▶ _Required work_:
Consider the records below. How many of their lines include the word "main"? State the number and nothing else.

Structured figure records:
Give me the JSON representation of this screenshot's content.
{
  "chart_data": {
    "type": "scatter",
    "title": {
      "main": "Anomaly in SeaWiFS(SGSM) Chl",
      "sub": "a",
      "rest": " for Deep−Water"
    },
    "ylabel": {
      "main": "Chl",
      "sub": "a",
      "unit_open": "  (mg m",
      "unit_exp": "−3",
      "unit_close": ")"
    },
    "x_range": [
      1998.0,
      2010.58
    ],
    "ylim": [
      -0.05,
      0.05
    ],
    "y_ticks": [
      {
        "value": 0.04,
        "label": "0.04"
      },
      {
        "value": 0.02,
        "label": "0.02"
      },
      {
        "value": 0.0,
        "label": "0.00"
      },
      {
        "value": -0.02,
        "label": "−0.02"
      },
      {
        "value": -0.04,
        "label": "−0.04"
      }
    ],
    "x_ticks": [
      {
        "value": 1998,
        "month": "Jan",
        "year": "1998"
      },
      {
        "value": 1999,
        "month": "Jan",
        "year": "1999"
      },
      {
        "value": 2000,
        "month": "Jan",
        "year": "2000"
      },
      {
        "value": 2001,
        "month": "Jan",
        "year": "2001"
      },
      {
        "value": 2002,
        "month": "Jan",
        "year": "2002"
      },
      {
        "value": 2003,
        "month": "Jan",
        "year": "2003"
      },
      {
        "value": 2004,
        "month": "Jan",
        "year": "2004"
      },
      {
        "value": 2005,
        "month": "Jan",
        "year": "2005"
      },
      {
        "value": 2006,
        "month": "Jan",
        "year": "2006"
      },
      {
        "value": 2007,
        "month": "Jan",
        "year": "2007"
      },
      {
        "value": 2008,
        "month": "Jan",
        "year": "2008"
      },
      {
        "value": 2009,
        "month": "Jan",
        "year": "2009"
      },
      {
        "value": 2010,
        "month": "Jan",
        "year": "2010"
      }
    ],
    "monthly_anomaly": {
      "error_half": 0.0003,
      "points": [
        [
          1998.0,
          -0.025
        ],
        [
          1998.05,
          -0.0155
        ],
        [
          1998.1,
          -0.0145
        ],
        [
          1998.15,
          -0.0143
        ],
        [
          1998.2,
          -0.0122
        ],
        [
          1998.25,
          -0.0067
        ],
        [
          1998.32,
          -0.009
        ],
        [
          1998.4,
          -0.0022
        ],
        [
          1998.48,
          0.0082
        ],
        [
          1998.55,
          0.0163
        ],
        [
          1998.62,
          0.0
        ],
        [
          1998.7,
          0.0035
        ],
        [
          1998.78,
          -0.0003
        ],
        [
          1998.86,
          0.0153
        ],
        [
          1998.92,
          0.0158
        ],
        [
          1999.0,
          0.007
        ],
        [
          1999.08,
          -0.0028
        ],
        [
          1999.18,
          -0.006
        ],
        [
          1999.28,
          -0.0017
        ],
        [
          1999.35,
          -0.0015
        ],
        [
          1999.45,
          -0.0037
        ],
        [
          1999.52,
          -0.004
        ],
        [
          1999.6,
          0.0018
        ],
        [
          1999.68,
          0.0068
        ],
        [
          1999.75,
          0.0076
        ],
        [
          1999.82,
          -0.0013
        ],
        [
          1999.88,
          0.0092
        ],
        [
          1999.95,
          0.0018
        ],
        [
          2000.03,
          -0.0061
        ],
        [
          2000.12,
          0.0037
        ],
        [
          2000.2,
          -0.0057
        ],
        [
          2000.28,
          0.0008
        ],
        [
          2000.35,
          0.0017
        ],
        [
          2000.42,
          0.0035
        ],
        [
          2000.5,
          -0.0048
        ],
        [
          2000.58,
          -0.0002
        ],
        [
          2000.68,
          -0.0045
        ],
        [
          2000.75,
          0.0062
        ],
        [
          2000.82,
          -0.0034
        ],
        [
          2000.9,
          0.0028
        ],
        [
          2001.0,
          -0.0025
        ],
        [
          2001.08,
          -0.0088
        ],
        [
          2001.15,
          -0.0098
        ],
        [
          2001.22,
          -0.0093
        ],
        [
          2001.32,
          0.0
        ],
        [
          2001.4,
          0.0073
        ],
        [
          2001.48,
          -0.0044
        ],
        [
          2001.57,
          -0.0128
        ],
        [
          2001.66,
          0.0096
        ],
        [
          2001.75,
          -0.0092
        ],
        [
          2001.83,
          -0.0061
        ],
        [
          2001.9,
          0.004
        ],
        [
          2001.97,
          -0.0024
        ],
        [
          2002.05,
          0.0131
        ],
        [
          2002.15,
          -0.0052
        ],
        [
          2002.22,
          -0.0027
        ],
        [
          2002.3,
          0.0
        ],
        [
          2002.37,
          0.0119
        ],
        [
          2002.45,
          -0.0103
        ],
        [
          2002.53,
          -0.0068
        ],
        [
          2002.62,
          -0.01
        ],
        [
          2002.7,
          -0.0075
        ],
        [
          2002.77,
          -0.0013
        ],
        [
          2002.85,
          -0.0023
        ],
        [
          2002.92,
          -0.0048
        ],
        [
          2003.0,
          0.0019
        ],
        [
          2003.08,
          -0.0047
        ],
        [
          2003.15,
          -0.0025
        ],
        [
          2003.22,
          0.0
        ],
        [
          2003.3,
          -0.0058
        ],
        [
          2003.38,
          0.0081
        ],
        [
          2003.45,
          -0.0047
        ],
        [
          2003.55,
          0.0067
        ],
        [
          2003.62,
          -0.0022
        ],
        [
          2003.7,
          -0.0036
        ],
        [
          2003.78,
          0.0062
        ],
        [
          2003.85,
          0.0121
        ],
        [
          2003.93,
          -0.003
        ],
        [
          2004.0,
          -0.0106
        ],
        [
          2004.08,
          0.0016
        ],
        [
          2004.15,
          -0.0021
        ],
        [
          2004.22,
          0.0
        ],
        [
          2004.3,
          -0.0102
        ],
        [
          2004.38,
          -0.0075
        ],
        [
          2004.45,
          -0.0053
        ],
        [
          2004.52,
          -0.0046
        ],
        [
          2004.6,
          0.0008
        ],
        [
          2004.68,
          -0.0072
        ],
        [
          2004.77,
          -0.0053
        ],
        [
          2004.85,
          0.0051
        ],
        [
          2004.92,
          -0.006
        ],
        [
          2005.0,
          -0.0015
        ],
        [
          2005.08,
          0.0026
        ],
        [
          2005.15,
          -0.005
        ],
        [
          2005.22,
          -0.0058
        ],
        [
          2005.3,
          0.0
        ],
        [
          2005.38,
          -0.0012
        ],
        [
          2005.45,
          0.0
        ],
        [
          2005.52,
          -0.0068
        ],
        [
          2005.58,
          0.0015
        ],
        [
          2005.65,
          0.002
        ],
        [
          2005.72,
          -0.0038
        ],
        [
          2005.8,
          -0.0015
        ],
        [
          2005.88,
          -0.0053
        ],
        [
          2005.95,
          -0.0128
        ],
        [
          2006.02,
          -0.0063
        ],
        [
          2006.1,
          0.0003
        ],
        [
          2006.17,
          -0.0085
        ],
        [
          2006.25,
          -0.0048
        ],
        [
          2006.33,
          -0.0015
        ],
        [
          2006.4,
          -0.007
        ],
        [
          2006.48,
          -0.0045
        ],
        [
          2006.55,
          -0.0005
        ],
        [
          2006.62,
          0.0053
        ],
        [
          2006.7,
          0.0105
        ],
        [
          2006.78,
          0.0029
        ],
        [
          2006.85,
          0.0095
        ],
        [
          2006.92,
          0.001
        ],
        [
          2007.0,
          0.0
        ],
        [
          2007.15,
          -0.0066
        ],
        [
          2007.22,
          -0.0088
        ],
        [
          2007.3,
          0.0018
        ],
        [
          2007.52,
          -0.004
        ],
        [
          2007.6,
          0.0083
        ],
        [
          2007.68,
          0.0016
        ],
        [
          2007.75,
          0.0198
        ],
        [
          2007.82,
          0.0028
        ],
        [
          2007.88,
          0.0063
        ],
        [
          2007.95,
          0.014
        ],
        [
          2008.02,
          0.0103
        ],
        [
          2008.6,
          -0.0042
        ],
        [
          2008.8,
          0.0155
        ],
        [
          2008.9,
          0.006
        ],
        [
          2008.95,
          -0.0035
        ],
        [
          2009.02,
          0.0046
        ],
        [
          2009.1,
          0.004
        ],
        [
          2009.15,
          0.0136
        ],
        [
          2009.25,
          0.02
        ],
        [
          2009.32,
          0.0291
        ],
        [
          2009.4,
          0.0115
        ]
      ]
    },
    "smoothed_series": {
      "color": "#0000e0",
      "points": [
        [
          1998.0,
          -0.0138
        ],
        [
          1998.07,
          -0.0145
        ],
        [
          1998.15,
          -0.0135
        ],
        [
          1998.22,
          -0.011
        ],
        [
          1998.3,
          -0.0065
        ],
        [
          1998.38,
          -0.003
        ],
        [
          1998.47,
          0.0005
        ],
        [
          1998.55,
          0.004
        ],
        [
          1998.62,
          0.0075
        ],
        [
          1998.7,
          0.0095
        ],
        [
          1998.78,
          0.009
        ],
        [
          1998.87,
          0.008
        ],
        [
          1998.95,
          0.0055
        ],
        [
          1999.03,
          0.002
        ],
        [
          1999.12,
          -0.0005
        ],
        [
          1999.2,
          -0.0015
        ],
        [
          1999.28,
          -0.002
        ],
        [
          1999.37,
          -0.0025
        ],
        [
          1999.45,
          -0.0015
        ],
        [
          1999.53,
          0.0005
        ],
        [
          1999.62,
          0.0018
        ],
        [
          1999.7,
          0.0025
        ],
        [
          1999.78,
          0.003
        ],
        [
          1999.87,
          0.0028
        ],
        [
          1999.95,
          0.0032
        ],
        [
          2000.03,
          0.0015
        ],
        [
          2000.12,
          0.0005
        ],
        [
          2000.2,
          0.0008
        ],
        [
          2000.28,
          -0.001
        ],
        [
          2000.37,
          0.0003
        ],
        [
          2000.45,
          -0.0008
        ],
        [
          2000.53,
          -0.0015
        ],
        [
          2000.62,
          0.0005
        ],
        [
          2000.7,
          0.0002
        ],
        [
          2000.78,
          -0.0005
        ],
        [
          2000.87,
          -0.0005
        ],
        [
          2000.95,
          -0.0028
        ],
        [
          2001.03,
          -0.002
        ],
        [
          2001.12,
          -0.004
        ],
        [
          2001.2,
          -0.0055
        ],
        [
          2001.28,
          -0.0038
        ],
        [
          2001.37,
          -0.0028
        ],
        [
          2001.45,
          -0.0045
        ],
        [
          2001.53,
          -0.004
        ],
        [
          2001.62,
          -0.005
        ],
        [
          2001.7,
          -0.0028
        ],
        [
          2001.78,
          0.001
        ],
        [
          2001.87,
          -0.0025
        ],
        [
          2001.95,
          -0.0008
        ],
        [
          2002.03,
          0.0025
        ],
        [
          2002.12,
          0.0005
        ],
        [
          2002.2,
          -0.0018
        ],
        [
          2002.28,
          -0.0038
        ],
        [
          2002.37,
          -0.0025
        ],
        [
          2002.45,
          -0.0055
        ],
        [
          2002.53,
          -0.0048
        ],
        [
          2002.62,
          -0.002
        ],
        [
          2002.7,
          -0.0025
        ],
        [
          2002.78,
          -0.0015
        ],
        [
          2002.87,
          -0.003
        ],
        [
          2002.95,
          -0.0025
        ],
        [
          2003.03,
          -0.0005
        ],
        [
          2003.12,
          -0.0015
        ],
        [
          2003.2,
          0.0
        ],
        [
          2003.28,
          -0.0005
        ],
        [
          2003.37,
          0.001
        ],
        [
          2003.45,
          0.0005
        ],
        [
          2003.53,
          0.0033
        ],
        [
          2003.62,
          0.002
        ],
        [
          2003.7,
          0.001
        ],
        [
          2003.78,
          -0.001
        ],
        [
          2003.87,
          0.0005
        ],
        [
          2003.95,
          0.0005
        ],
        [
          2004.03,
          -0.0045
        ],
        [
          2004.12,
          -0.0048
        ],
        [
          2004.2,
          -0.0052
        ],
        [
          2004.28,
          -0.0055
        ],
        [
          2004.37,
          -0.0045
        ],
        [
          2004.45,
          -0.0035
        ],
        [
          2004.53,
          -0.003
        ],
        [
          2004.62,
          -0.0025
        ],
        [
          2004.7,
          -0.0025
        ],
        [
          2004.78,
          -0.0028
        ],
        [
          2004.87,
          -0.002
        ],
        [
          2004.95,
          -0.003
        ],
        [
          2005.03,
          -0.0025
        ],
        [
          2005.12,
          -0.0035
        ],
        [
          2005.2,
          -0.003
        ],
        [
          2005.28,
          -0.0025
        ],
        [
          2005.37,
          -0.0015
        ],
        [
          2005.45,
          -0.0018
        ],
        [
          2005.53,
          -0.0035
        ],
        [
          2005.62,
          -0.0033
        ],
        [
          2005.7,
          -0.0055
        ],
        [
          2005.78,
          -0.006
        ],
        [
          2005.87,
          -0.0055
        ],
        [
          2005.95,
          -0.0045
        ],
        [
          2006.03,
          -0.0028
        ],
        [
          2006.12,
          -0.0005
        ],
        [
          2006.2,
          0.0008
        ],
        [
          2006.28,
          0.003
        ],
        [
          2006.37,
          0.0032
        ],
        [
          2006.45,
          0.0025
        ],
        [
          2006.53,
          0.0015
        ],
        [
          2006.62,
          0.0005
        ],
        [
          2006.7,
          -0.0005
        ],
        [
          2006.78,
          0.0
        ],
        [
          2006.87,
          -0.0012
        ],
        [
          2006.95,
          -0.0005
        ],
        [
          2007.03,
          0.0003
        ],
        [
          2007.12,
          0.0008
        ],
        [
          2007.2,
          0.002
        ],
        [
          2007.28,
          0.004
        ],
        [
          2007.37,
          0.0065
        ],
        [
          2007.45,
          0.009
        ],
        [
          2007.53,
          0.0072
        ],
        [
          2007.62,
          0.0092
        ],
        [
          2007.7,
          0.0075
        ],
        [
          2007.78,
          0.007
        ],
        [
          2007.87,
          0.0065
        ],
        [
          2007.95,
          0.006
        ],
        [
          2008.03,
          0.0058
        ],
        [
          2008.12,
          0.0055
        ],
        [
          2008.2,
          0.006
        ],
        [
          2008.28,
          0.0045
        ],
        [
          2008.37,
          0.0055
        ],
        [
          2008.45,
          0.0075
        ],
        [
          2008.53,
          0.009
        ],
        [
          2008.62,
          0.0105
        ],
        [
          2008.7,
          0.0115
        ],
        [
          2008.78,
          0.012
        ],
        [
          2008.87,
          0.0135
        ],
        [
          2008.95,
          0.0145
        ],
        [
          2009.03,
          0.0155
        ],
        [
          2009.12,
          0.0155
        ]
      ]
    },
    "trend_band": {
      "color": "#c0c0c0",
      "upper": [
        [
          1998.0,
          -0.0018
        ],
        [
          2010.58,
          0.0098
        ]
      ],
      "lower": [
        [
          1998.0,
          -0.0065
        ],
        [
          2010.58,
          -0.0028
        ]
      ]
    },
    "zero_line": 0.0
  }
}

▶ _Answer to the task_:
2